- **Goal**
Output all the entries word for word. Omit the pictures.

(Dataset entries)
------------
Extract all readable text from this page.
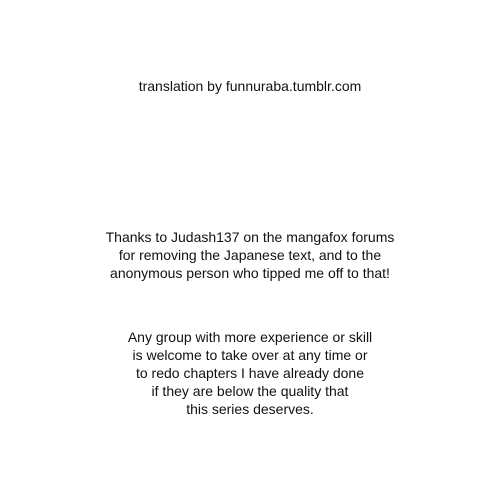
translation by funnuraba.tumblr.com
Thanks to Judash137 on the mangafox forums
for removing the Japanese text, and to the
anonymous person who tipped me off to that!
Any group with more experience or skill
is welcome to take over at any time or
to redo chapters I have already done
if they are below the quality that
this series deserves.
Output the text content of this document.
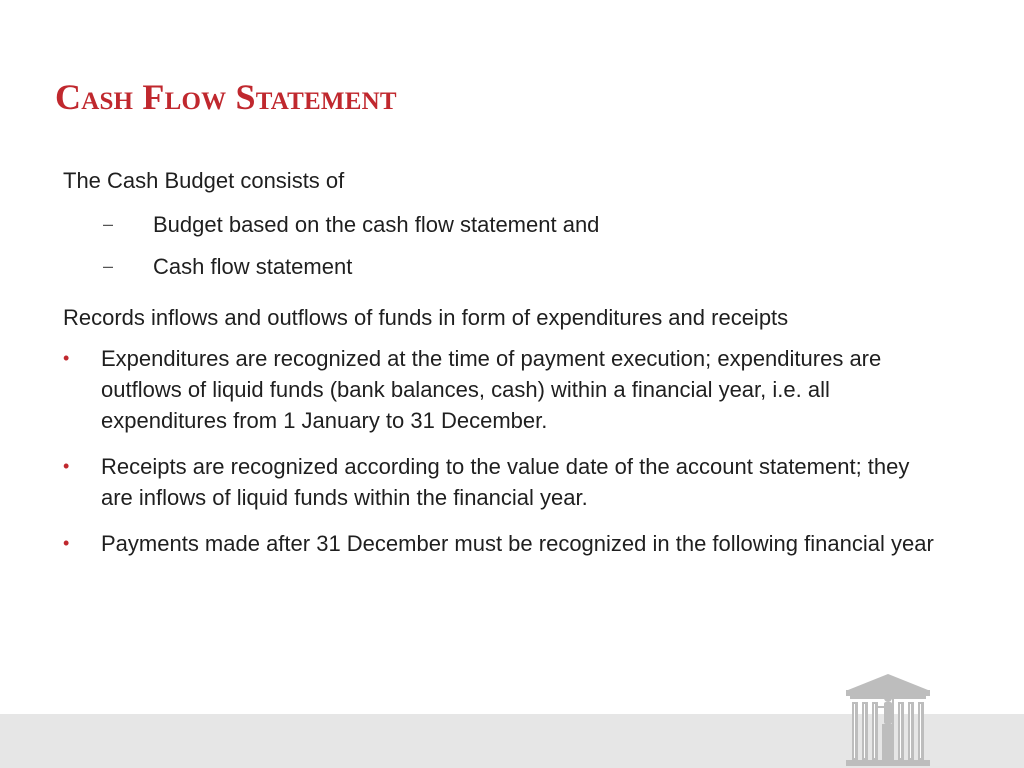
Cash Flow Statement

The Cash Budget consists of

– Budget based on the cash flow statement and
– Cash flow statement

Records inflows and outflows of funds in form of expenditures and receipts

• Expenditures are recognized at the time of payment execution; expenditures are outflows of liquid funds (bank balances, cash) within a financial year, i.e. all expenditures from 1 January to 31 December.
• Receipts are recognized according to the value date of the account statement; they are inflows of liquid funds within the financial year.
• Payments made after 31 December must be recognized in the following financial year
------------
- **Solved exercise**
Extract all readable text from this page.
translation by funnuraba.tumblr.com
Thanks to Judash137 on the mangafox forums
for removing the Japanese text, and to the
anonymous person who tipped me off to that!
Any group with more experience or skill
is welcome to take over at any time or
to redo chapters I have already done
if they are below the quality that
this series deserves.
Output the text content of this document.
Cash Flow Statement

The Cash Budget consists of

– Budget based on the cash flow statement and
– Cash flow statement

Records inflows and outflows of funds in form of expenditures and receipts

• Expenditures are recognized at the time of payment execution; expenditures are outflows of liquid funds (bank balances, cash) within a financial year, i.e. all expenditures from 1 January to 31 December.
• Receipts are recognized according to the value date of the account statement; they are inflows of liquid funds within the financial year.
• Payments made after 31 December must be recognized in the following financial year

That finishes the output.